Stored records:
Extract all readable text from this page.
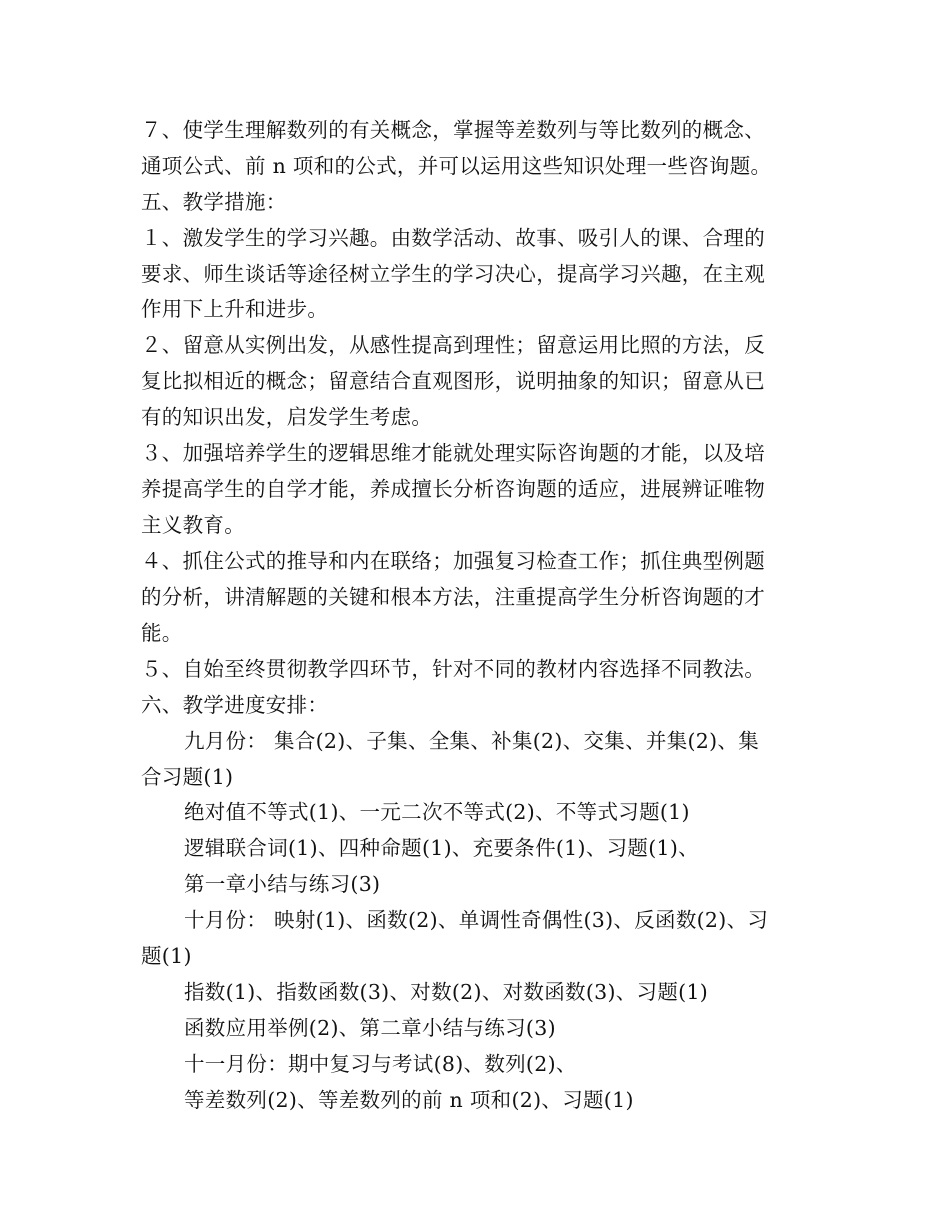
７、使学生理解数列的有关概念，掌握等差数列与等比数列的概念、
通项公式、前 n 项和的公式，并可以运用这些知识处理一些咨询题。
五、教学措施：
１、激发学生的学习兴趣。由数学活动、故事、吸引人的课、合理的
要求、师生谈话等途径树立学生的学习决心，提高学习兴趣，在主观
作用下上升和进步。
２、留意从实例出发，从感性提高到理性；留意运用比照的方法，反
复比拟相近的概念；留意结合直观图形，说明抽象的知识；留意从已
有的知识出发，启发学生考虑。
３、加强培养学生的逻辑思维才能就处理实际咨询题的才能，以及培
养提高学生的自学才能，养成擅长分析咨询题的适应，进展辨证唯物
主义教育。
４、抓住公式的推导和内在联络；加强复习检查工作；抓住典型例题
的分析，讲清解题的关键和根本方法，注重提高学生分析咨询题的才
能。
５、自始至终贯彻教学四环节，针对不同的教材内容选择不同教法。
六、教学进度安排：
九月份： 集合(2)、子集、全集、补集(2)、交集、并集(2)、集
合习题(1)
绝对值不等式(1)、一元二次不等式(2)、不等式习题(1)
逻辑联合词(1)、四种命题(1)、充要条件(1)、习题(1)、
第一章小结与练习(3)
十月份： 映射(1)、函数(2)、单调性奇偶性(3)、反函数(2)、习
题(1)
指数(1)、指数函数(3)、对数(2)、对数函数(3)、习题(1)
函数应用举例(2)、第二章小结与练习(3)
十一月份：期中复习与考试(8)、数列(2)、
等差数列(2)、等差数列的前 n 项和(2)、习题(1)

To be done: Your task is to transcribe all of the records precisely, with no images included.

Response to the exercise:
Extract all readable text from this page.
７、使学生理解数列的有关概念，掌握等差数列与等比数列的概念、
通项公式、前 n 项和的公式，并可以运用这些知识处理一些咨询题。
五、教学措施：
１、激发学生的学习兴趣。由数学活动、故事、吸引人的课、合理的
要求、师生谈话等途径树立学生的学习决心，提高学习兴趣，在主观
作用下上升和进步。
２、留意从实例出发，从感性提高到理性；留意运用比照的方法，反
复比拟相近的概念；留意结合直观图形，说明抽象的知识；留意从已
有的知识出发，启发学生考虑。
３、加强培养学生的逻辑思维才能就处理实际咨询题的才能，以及培
养提高学生的自学才能，养成擅长分析咨询题的适应，进展辨证唯物
主义教育。
４、抓住公式的推导和内在联络；加强复习检查工作；抓住典型例题
的分析，讲清解题的关键和根本方法，注重提高学生分析咨询题的才
能。
５、自始至终贯彻教学四环节，针对不同的教材内容选择不同教法。
六、教学进度安排：
九月份： 集合(2)、子集、全集、补集(2)、交集、并集(2)、集
合习题(1)
绝对值不等式(1)、一元二次不等式(2)、不等式习题(1)
逻辑联合词(1)、四种命题(1)、充要条件(1)、习题(1)、
第一章小结与练习(3)
十月份： 映射(1)、函数(2)、单调性奇偶性(3)、反函数(2)、习
题(1)
指数(1)、指数函数(3)、对数(2)、对数函数(3)、习题(1)
函数应用举例(2)、第二章小结与练习(3)
十一月份：期中复习与考试(8)、数列(2)、
等差数列(2)、等差数列的前 n 项和(2)、习题(1)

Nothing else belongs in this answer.